WORK REQUIRED:
State how many lines of the entries hold the string "Venice", and nothing more.
—————
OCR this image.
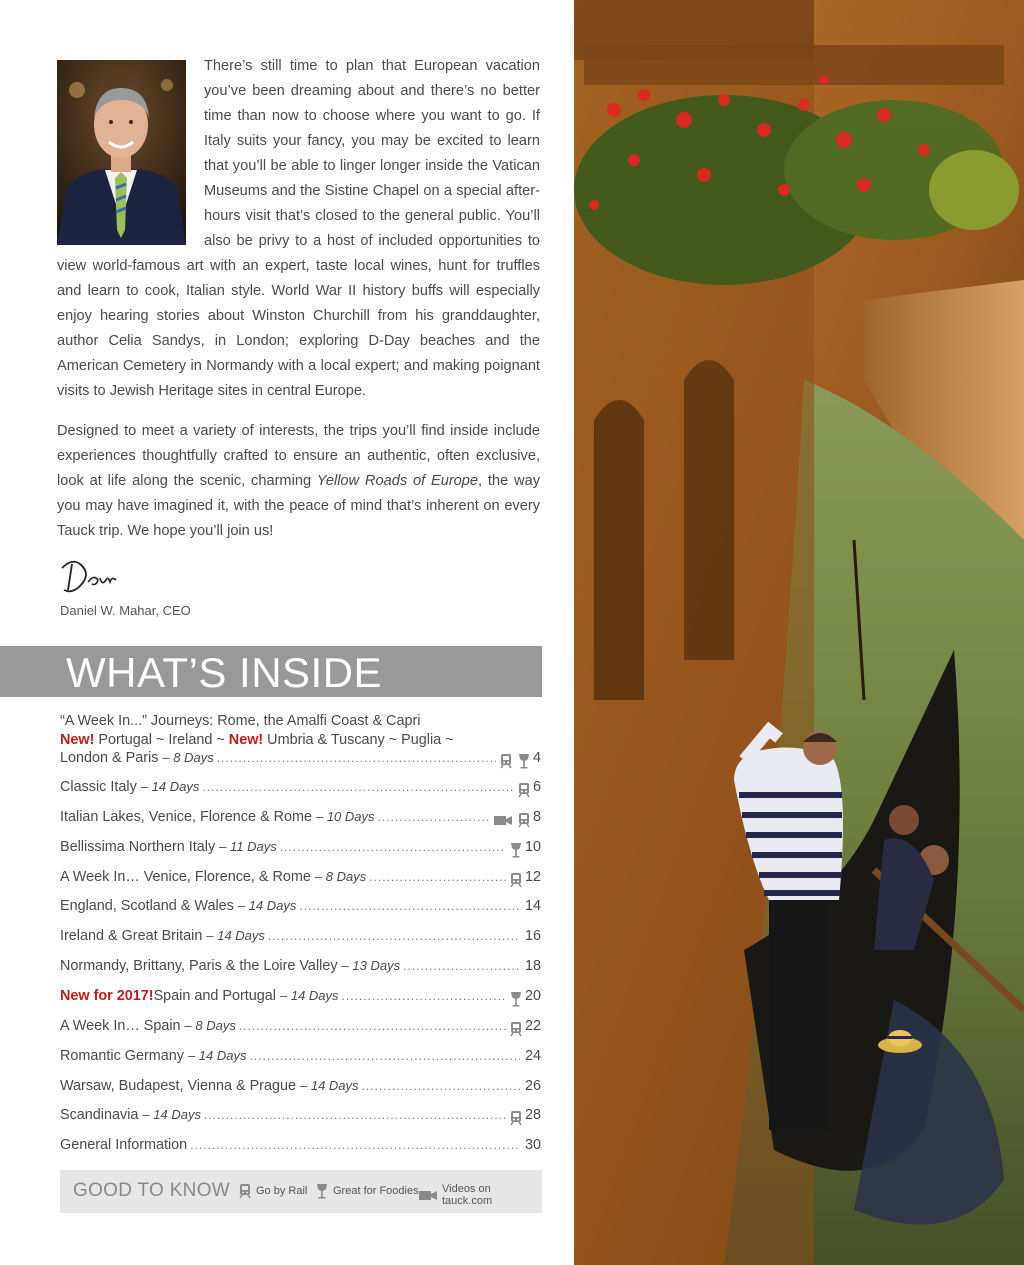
There’s still time to plan that European vacation you’ve been dreaming about and there’s no better time than now to choose where you want to go. If Italy suits your fancy, you may be excited to learn that you’ll be able to linger longer inside the Vatican Museums and the Sistine Chapel on a special after-hours visit that’s closed to the general public. You’ll also be privy to a host of included opportunities to view world-famous art with an expert, taste local wines, hunt for truffles and learn to cook, Italian style. World War II history buffs will especially enjoy hearing stories about Winston Churchill from his granddaughter, author Celia Sandys, in London; exploring D-Day beaches and the American Cemetery in Normandy with a local expert; and making poignant visits to Jewish Heritage sites in central Europe.

Designed to meet a variety of interests, the trips you’ll find inside include experiences thoughtfully crafted to ensure an authentic, often exclusive, look at life along the scenic, charming Yellow Roads of Europe, the way you may have imagined it, with the peace of mind that’s inherent on every Tauck trip. We hope you’ll join us!

Daniel W. Mahar, CEO
WHAT’S INSIDE
“A Week In...” Journeys: Rome, the Amalfi Coast & Capri
New! Portugal ~ Ireland ~ New! Umbria & Tuscany ~ Puglia ~
London & Paris – 8 Days .....	4
Classic Italy – 14 Days .....	6
Italian Lakes, Venice, Florence & Rome – 10 Days .....	8
Bellissima Northern Italy – 11 Days .....	10
A Week In… Venice, Florence, & Rome – 8 Days .....	12
England, Scotland & Wales – 14 Days .....	14
Ireland & Great Britain – 14 Days .....	16
Normandy, Brittany, Paris & the Loire Valley – 13 Days .....	18
New for 2017! Spain and Portugal – 14 Days .....	20
A Week In… Spain – 8 Days .....	22
Romantic Germany – 14 Days .....	24
Warsaw, Budapest, Vienna & Prague – 14 Days .....	26
Scandinavia – 14 Days .....	28
General Information .....	30
GOOD TO KNOW Go by Rail Great for Foodies Videos on tauck.com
—————
EXERCISE ANSWER:
2